Task brief
Which lines of the records contain "Scheme"? Collect every one of them.
BEGIN Given records
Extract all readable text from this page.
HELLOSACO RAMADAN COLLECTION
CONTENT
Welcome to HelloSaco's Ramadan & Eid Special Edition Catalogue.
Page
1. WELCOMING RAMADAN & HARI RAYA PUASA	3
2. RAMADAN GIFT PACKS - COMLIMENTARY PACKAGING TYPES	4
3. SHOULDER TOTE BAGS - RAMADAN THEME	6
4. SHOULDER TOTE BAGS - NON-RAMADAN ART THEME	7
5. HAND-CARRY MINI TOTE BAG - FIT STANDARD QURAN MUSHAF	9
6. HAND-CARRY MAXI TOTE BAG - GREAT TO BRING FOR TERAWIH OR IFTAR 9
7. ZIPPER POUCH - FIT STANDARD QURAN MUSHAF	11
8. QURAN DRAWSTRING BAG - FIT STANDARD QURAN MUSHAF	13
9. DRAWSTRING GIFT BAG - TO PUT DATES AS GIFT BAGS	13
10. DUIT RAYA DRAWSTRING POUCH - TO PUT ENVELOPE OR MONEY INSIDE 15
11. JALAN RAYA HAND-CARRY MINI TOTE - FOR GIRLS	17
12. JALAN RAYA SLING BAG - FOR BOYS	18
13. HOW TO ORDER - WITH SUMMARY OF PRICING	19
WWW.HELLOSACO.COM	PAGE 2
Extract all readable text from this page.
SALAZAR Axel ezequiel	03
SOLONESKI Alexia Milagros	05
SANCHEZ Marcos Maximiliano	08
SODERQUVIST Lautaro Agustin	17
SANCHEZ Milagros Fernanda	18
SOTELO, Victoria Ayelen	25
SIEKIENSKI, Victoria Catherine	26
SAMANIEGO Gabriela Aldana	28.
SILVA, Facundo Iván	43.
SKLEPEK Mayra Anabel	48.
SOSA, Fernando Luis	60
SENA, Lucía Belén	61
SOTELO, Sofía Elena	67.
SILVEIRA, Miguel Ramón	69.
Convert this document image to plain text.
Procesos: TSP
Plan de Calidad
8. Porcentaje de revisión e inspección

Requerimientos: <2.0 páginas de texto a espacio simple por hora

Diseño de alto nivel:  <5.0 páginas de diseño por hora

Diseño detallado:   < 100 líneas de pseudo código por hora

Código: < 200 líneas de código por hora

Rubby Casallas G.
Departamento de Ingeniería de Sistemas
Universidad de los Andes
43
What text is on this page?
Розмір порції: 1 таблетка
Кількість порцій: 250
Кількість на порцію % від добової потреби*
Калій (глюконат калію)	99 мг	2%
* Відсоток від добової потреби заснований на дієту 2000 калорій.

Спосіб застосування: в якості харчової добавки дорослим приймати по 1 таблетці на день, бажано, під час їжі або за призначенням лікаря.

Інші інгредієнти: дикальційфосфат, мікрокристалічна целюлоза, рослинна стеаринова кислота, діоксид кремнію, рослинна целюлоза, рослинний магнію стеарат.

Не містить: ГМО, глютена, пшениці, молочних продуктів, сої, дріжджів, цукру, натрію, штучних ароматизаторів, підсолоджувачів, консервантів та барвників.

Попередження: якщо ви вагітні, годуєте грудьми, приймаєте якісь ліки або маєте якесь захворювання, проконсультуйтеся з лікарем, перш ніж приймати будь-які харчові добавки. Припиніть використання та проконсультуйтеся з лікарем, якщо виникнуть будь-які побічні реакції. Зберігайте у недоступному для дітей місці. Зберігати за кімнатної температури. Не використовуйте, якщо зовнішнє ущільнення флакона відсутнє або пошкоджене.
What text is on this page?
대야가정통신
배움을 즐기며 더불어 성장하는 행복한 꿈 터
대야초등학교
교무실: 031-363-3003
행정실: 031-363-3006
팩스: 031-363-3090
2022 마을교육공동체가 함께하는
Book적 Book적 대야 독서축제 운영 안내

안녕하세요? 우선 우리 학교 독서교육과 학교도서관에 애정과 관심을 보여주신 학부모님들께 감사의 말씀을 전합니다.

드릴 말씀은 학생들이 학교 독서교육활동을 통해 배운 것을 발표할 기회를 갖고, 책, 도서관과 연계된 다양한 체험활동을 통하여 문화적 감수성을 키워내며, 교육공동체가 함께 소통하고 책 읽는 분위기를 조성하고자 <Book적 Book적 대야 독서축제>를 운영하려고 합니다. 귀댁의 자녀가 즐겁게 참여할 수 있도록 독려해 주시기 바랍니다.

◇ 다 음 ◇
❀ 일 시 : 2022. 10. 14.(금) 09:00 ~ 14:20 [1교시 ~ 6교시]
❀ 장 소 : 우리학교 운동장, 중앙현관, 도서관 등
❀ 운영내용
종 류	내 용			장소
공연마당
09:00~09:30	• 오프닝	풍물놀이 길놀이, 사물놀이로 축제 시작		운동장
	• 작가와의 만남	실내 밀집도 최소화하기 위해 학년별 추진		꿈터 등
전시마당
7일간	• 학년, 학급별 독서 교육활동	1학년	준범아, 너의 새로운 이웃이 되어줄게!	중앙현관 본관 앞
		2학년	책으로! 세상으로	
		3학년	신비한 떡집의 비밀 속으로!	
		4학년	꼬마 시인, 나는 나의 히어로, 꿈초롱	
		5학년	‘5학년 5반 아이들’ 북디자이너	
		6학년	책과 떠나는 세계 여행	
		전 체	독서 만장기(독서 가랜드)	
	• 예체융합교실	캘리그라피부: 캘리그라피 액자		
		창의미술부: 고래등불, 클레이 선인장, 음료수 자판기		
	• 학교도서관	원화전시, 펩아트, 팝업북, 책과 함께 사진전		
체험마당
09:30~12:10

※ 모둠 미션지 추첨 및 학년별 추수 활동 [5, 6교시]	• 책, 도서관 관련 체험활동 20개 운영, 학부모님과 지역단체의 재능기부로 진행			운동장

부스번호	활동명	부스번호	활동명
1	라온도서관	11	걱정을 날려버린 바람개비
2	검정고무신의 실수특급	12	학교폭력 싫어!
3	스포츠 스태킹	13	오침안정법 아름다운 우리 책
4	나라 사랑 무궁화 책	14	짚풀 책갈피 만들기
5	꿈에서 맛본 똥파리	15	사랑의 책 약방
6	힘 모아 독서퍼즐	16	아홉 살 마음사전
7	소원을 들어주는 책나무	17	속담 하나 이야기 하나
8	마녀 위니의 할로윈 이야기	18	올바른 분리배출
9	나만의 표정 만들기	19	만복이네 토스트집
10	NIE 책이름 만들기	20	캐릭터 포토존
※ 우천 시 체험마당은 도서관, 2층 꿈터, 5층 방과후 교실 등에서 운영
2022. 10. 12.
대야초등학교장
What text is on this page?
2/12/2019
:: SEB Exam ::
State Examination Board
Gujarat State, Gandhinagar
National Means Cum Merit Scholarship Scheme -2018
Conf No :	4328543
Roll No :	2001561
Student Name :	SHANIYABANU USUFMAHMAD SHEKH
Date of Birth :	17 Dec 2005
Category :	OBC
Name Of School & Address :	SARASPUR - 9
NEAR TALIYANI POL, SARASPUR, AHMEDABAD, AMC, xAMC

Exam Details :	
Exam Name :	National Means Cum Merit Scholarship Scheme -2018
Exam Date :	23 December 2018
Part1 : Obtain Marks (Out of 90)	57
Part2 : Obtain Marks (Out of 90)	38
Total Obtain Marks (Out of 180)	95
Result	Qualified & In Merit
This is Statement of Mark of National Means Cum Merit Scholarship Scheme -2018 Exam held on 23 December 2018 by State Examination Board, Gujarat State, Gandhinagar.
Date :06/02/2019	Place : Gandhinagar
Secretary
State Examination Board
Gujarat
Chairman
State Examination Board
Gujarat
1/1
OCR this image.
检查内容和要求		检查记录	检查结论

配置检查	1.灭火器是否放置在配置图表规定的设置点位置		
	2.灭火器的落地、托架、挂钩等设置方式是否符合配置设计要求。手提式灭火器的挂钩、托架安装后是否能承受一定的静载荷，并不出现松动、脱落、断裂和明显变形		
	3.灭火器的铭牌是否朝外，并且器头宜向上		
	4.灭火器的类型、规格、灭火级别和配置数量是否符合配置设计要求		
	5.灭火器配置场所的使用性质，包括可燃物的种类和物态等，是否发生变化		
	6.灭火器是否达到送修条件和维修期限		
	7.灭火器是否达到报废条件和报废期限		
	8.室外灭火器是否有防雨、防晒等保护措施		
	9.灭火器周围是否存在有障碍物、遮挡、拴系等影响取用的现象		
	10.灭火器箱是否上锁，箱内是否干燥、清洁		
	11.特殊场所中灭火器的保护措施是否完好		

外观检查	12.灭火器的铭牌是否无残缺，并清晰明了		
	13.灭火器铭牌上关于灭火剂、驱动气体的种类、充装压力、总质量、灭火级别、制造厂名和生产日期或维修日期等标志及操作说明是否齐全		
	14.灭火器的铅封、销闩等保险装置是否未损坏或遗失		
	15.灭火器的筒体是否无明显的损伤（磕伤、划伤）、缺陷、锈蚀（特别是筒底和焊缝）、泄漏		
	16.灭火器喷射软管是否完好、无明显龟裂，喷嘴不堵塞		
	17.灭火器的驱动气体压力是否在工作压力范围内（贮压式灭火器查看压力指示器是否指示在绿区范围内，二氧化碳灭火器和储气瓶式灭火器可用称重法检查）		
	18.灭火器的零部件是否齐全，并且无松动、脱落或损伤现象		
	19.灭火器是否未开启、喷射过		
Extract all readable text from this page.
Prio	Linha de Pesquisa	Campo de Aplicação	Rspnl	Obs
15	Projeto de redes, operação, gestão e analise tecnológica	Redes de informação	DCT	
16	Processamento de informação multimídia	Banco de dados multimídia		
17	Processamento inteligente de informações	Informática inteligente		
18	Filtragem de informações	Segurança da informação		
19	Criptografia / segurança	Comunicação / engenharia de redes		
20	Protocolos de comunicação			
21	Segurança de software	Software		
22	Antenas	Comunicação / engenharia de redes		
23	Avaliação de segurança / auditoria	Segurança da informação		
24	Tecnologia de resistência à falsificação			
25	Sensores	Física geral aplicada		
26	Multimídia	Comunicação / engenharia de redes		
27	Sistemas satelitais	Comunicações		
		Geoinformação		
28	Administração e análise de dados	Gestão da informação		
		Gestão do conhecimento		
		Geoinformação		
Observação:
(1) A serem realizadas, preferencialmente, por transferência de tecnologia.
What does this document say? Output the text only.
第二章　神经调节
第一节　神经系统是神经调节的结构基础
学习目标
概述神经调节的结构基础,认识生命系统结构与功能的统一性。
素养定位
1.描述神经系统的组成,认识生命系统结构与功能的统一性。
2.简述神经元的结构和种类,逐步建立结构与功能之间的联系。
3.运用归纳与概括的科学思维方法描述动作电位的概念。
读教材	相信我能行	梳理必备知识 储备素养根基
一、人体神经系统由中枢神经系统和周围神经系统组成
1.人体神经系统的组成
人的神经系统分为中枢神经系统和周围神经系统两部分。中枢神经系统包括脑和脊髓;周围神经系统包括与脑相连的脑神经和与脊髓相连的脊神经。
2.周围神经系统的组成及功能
END Given records
Exercise answer
National Means Cum Merit Scholarship Scheme -2018
Exam Name :	National Means Cum Merit Scholarship Scheme -2018
This is Statement of Mark of National Means Cum Merit Scholarship Scheme -2018 Exam held on 23 December 2018 by State Examination Board, Gujarat State, Gandhinagar.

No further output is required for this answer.